[Collected data]
*****
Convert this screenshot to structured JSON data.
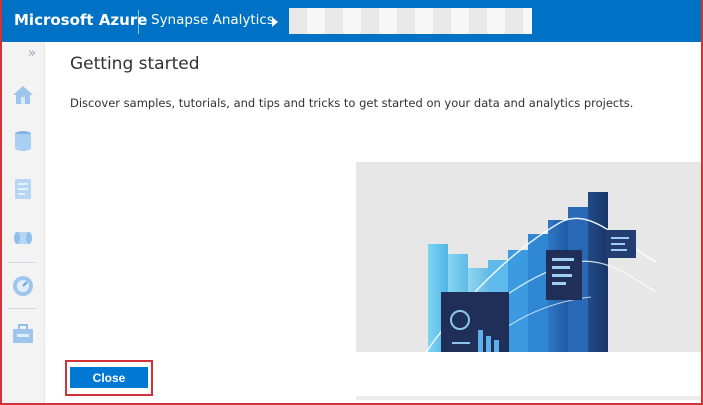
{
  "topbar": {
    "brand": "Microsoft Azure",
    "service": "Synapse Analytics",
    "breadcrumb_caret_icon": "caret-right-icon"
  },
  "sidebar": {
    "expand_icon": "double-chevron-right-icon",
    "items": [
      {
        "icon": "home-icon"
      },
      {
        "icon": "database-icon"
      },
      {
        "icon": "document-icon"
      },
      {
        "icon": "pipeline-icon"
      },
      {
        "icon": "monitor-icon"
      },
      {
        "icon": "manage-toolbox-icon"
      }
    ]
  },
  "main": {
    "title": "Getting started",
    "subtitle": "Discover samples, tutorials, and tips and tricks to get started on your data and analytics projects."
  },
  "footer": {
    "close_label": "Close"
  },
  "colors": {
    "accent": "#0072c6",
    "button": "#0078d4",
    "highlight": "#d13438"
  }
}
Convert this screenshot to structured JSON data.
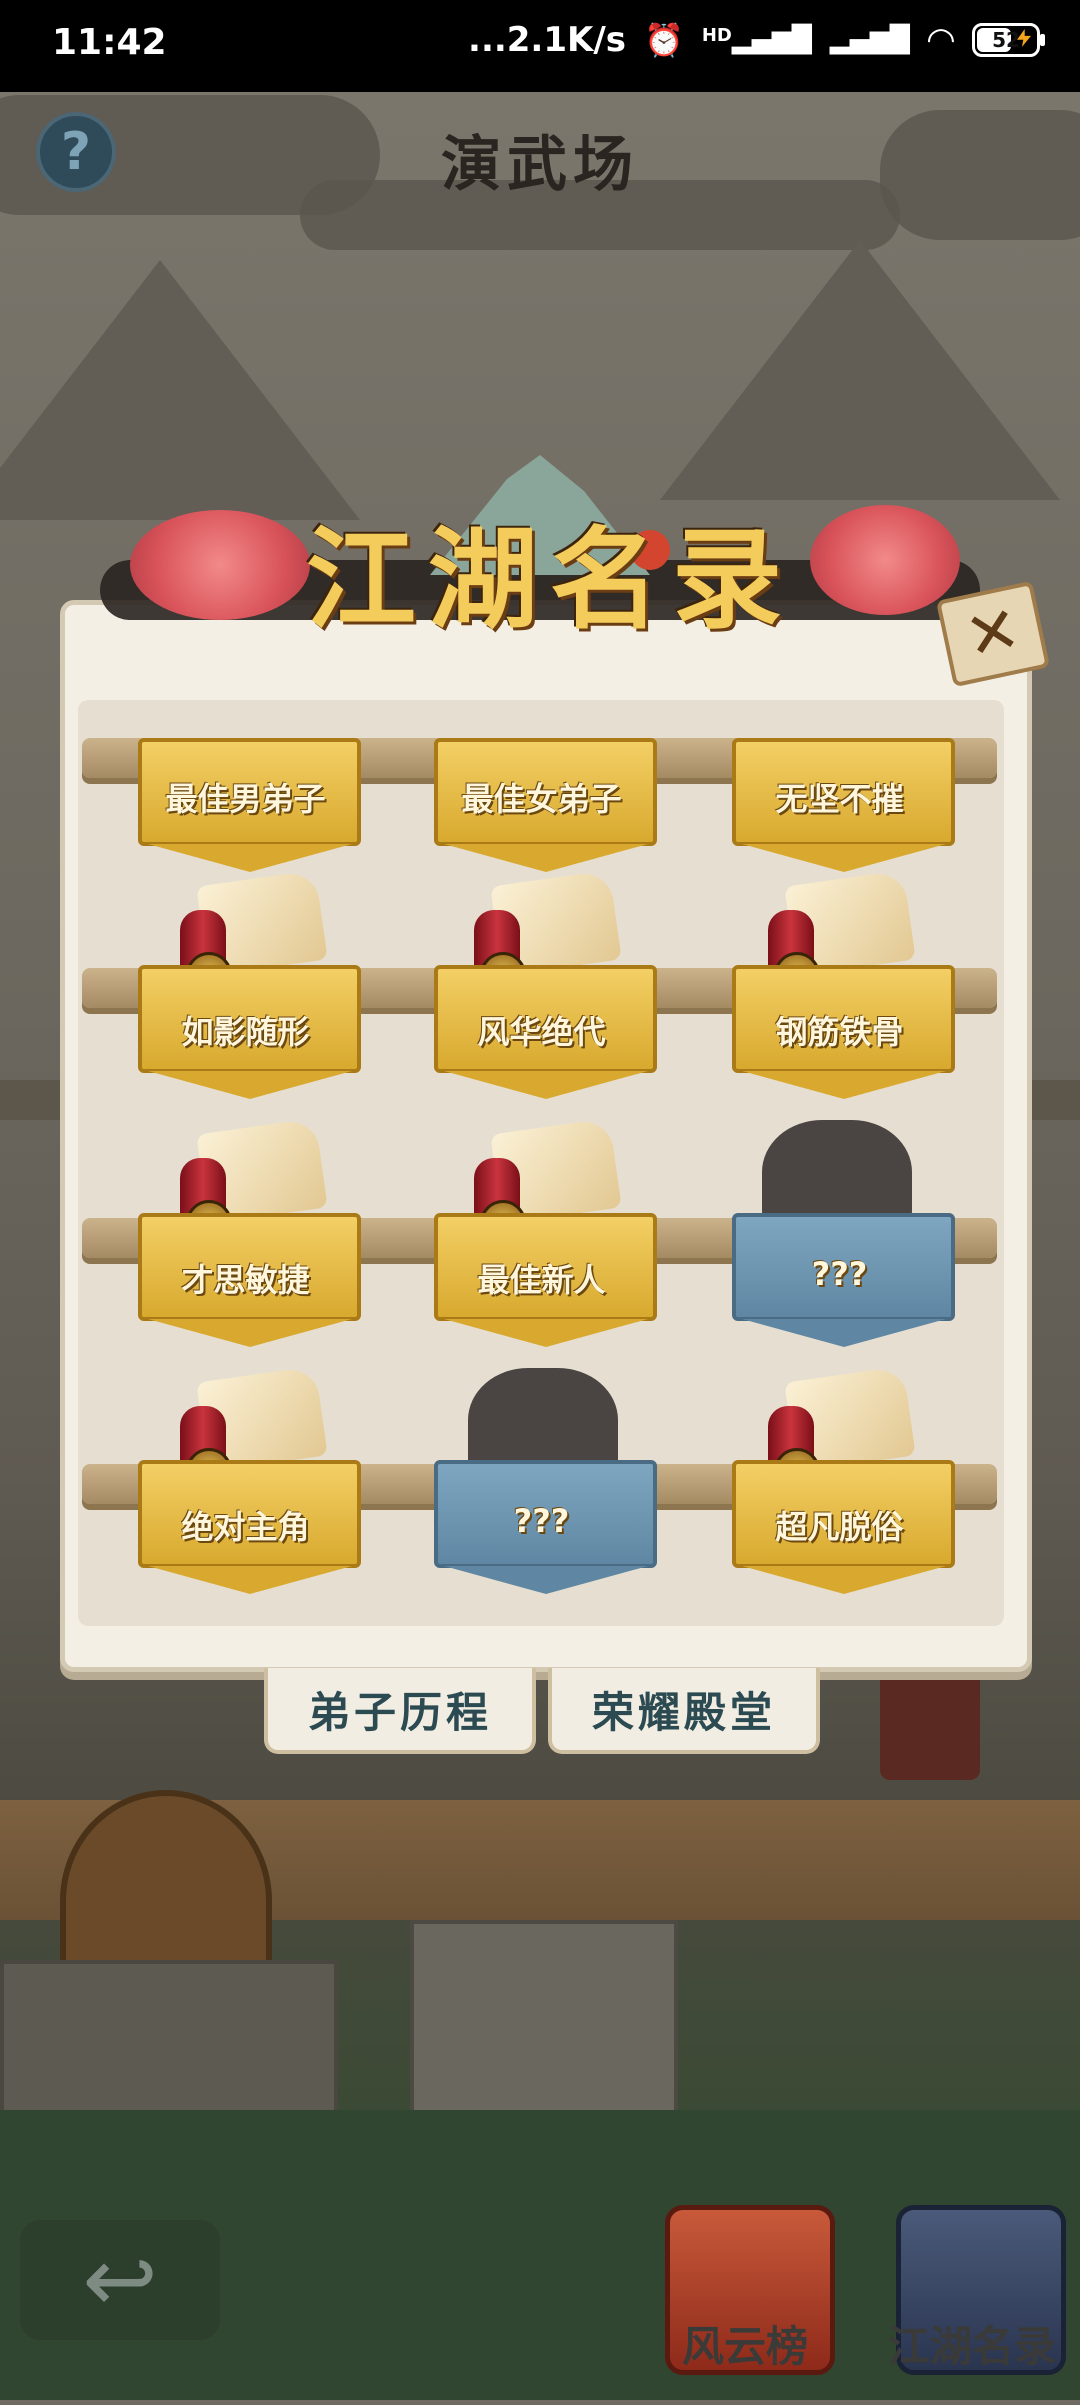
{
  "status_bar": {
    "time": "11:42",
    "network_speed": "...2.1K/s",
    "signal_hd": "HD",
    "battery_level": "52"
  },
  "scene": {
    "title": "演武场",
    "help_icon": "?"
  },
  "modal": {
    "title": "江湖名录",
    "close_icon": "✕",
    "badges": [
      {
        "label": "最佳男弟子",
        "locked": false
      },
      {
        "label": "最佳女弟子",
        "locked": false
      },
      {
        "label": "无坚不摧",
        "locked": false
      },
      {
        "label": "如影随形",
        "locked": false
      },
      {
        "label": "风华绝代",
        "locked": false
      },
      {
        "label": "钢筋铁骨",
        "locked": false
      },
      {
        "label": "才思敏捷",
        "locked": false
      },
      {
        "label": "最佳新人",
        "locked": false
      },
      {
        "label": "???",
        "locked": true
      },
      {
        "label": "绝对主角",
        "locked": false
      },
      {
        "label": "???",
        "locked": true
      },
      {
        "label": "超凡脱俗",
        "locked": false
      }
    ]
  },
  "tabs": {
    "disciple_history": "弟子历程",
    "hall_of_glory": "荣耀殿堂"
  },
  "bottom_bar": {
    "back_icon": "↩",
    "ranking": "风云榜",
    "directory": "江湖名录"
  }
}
*****
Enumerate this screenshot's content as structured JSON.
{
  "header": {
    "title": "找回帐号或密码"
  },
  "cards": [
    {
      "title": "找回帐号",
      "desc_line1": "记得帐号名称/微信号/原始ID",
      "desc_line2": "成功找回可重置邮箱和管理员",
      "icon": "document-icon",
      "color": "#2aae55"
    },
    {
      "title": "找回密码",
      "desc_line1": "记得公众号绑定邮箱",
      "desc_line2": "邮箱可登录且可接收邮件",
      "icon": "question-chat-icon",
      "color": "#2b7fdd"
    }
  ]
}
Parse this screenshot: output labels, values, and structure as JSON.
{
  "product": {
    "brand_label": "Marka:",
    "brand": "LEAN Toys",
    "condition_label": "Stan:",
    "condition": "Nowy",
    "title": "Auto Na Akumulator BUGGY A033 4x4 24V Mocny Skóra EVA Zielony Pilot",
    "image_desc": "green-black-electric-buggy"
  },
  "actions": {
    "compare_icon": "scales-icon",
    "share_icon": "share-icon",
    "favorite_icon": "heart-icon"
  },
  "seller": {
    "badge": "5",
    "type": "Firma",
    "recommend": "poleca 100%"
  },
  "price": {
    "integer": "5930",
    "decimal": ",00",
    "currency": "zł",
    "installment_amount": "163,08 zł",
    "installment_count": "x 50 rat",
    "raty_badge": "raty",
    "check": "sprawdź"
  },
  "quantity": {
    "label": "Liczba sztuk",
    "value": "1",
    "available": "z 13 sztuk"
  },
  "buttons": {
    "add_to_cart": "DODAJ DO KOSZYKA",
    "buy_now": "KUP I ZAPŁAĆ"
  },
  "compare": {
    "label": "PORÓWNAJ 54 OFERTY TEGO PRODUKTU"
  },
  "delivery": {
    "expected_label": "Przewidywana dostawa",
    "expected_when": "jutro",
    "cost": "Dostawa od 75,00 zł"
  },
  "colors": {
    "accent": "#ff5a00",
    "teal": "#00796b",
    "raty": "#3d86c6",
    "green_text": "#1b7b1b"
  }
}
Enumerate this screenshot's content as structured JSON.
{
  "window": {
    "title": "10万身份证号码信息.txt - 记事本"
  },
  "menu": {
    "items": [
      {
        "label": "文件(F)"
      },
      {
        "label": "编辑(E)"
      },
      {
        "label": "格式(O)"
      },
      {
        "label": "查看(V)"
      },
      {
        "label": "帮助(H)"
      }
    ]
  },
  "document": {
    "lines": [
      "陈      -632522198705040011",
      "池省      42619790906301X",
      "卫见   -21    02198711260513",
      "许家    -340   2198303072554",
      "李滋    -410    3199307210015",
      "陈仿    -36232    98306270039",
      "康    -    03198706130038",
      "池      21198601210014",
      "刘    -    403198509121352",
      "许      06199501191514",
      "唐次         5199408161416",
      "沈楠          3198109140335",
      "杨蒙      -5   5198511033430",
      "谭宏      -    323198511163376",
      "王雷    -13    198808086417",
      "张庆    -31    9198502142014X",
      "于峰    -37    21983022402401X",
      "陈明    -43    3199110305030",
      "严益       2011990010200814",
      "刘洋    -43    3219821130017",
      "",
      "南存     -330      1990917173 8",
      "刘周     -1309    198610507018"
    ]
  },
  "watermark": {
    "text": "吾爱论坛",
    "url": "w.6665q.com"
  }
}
*****
From the listing above, collect each line in which the string "right" appears.

**Final answer**
    "breadcrumb_caret_icon": "caret-right-icon"
    "expand_icon": "double-chevron-right-icon",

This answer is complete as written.